The problem: Extract exactly and only the lines of the data below, starting at the line with "Output a JSON" and stopping after the final line.

Exercise materials:
▼▼▼

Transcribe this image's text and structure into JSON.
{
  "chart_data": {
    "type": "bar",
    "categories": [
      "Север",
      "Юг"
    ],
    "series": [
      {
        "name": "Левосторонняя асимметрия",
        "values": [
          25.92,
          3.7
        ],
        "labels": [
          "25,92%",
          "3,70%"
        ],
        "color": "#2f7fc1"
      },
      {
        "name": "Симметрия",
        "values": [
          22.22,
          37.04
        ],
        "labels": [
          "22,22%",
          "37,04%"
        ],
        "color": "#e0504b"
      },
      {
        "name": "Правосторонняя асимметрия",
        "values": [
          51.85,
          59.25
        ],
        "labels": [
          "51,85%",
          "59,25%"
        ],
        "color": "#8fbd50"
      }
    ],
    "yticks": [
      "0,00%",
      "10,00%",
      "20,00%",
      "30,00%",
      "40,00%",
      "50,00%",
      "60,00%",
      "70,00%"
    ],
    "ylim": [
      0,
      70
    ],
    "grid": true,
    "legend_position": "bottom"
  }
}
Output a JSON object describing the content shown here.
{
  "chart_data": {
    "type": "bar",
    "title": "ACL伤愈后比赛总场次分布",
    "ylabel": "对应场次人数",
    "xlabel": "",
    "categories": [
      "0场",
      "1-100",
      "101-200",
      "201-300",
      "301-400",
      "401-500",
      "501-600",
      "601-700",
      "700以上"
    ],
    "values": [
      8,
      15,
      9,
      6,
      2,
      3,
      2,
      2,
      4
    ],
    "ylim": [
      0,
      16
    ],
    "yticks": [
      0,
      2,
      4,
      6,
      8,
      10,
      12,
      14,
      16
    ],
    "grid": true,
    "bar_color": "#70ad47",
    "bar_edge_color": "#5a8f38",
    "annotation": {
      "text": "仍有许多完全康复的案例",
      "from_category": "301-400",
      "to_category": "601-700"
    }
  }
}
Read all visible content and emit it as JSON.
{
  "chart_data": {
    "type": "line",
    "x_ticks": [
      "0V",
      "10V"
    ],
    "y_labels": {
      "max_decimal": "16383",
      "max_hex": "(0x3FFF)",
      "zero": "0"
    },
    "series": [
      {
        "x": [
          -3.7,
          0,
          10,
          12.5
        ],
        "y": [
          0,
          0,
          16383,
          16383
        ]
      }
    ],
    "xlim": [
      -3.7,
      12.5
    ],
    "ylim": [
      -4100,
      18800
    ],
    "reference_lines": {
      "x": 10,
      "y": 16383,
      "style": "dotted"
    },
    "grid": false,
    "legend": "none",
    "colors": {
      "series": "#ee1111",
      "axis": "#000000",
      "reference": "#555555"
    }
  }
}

▲▲▲

Exercise result:
Output a JSON object describing the content shown here.
{
  "chart_data": {
    "type": "bar",
    "title": "ACL伤愈后比赛总场次分布",
    "ylabel": "对应场次人数",
    "xlabel": "",
    "categories": [
      "0场",
      "1-100",
      "101-200",
      "201-300",
      "301-400",
      "401-500",
      "501-600",
      "601-700",
      "700以上"
    ],
    "values": [
      8,
      15,
      9,
      6,
      2,
      3,
      2,
      2,
      4
    ],
    "ylim": [
      0,
      16
    ],
    "yticks": [
      0,
      2,
      4,
      6,
      8,
      10,
      12,
      14,
      16
    ],
    "grid": true,
    "bar_color": "#70ad47",
    "bar_edge_color": "#5a8f38",
    "annotation": {
      "text": "仍有许多完全康复的案例",
      "from_category": "301-400",
      "to_category": "601-700"
    }
  }
}
Read all visible content and emit it as JSON.
{
  "chart_data": {
    "type": "line",
    "x_ticks": [
      "0V",
      "10V"
    ],
    "y_labels": {
      "max_decimal": "16383",
      "max_hex": "(0x3FFF)",
      "zero": "0"
    },
    "series": [
      {
        "x": [
          -3.7,
          0,
          10,
          12.5
        ],
        "y": [
          0,
          0,
          16383,
          16383
        ]
      }
    ],
    "xlim": [
      -3.7,
      12.5
    ],
    "ylim": [
      -4100,
      18800
    ],
    "reference_lines": {
      "x": 10,
      "y": 16383,
      "style": "dotted"
    },
    "grid": false,
    "legend": "none",
    "colors": {
      "series": "#ee1111",
      "axis": "#000000",
      "reference": "#555555"
    }
  }
}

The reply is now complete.